Records from a data source:

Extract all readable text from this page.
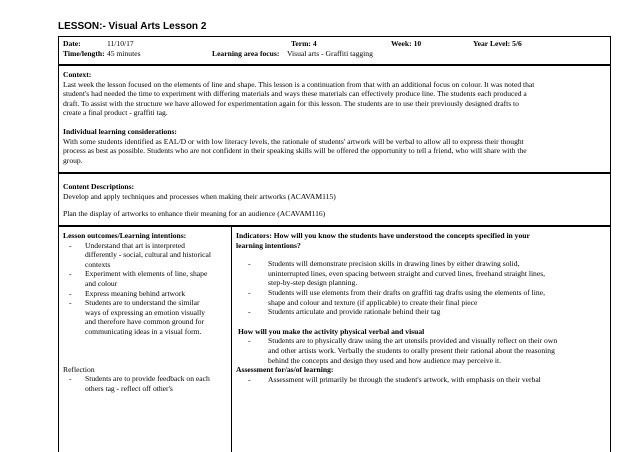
LESSON:- Visual Arts Lesson 2
Date:	11/10/17	Term: 4	Week: 10	Year Level: 5/6
Time/length: 45 minutes	Learning area focus: Visual arts - Graffiti tagging

Context:

Last week the lesson focused on the elements of line and shape. This lesson is a continuation from that with an additional focus on colour. It was noted that

student's had needed the time to experiment with differing materials and ways these materials can effectively produce line. The students each produced a

draft. To assist with the structure we have allowed for experimentation again for this lesson. The students are to use their previously designed drafts to

create a final product - graffiti tag.

Individual learning considerations:

With some students identified as EAL/D or with low literacy levels, the rationale of students' artwork will be verbal to allow all to express their thought

process as best as possible. Students who are not confident in their speaking skills will be offered the opportunity to tell a friend, who will share with the

group.

Content Descriptions:

Develop and apply techniques and processes when making their artworks (ACAVAM115)

Plan the display of artworks to enhance their meaning for an audience (ACAVAM116)

Lesson outcomes/Learning intentions:

- Understand that art is interpreted

differently - social, cultural and historical

contexts

- Experiment with elements of line, shape

and colour

- Express meaning behind artwork

- Students are to understand the similar

ways of expressing an emotion visually

and therefore have common ground for

communicating ideas in a visual form.

Reflection

- Students are to provide feedback on each

others tag - reflect off other's

Indicators: How will you know the students have understood the concepts specified in your

learning intentions?

- Students will demonstrate precision skills in drawing lines by either drawing solid,

uninterrupted lines, even spacing between straight and curved lines, freehand straight lines,

step-by-step design planning.

- Students will use elements from their drafts on graffiti tag drafts using the elements of line,

shape and colour and texture (if applicable) to create their final piece

- Students articulate and provide rationale behind their tag

How will you make the activity physical verbal and visual

- Students are to physically draw using the art utensils provided and visually reflect on their own

and other artists work. Verbally the students to orally present their rational about the reasoning

behind the concepts and design they used and how audience may perceive it.

Assessment for/as/of learning:

- Assessment will primarily be through the student's artwork, with emphasis on their verbal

- **Direction**
Write out the material above again, word for word, minus its pictures.

- **Correct response**
Extract all readable text from this page.
LESSON:- Visual Arts Lesson 2
Date:	11/10/17	Term: 4	Week: 10	Year Level: 5/6
Time/length: 45 minutes	Learning area focus: Visual arts - Graffiti tagging

Context:

Last week the lesson focused on the elements of line and shape. This lesson is a continuation from that with an additional focus on colour. It was noted that

student's had needed the time to experiment with differing materials and ways these materials can effectively produce line. The students each produced a

draft. To assist with the structure we have allowed for experimentation again for this lesson. The students are to use their previously designed drafts to

create a final product - graffiti tag.

Individual learning considerations:

With some students identified as EAL/D or with low literacy levels, the rationale of students' artwork will be verbal to allow all to express their thought

process as best as possible. Students who are not confident in their speaking skills will be offered the opportunity to tell a friend, who will share with the

group.

Content Descriptions:

Develop and apply techniques and processes when making their artworks (ACAVAM115)

Plan the display of artworks to enhance their meaning for an audience (ACAVAM116)

Lesson outcomes/Learning intentions:

- Understand that art is interpreted

differently - social, cultural and historical

contexts

- Experiment with elements of line, shape

and colour

- Express meaning behind artwork

- Students are to understand the similar

ways of expressing an emotion visually

and therefore have common ground for

communicating ideas in a visual form.

Reflection

- Students are to provide feedback on each

others tag - reflect off other's

Indicators: How will you know the students have understood the concepts specified in your

learning intentions?

- Students will demonstrate precision skills in drawing lines by either drawing solid,

uninterrupted lines, even spacing between straight and curved lines, freehand straight lines,

step-by-step design planning.

- Students will use elements from their drafts on graffiti tag drafts using the elements of line,

shape and colour and texture (if applicable) to create their final piece

- Students articulate and provide rationale behind their tag

How will you make the activity physical verbal and visual

- Students are to physically draw using the art utensils provided and visually reflect on their own

and other artists work. Verbally the students to orally present their rational about the reasoning

behind the concepts and design they used and how audience may perceive it.

Assessment for/as/of learning:

- Assessment will primarily be through the student's artwork, with emphasis on their verbal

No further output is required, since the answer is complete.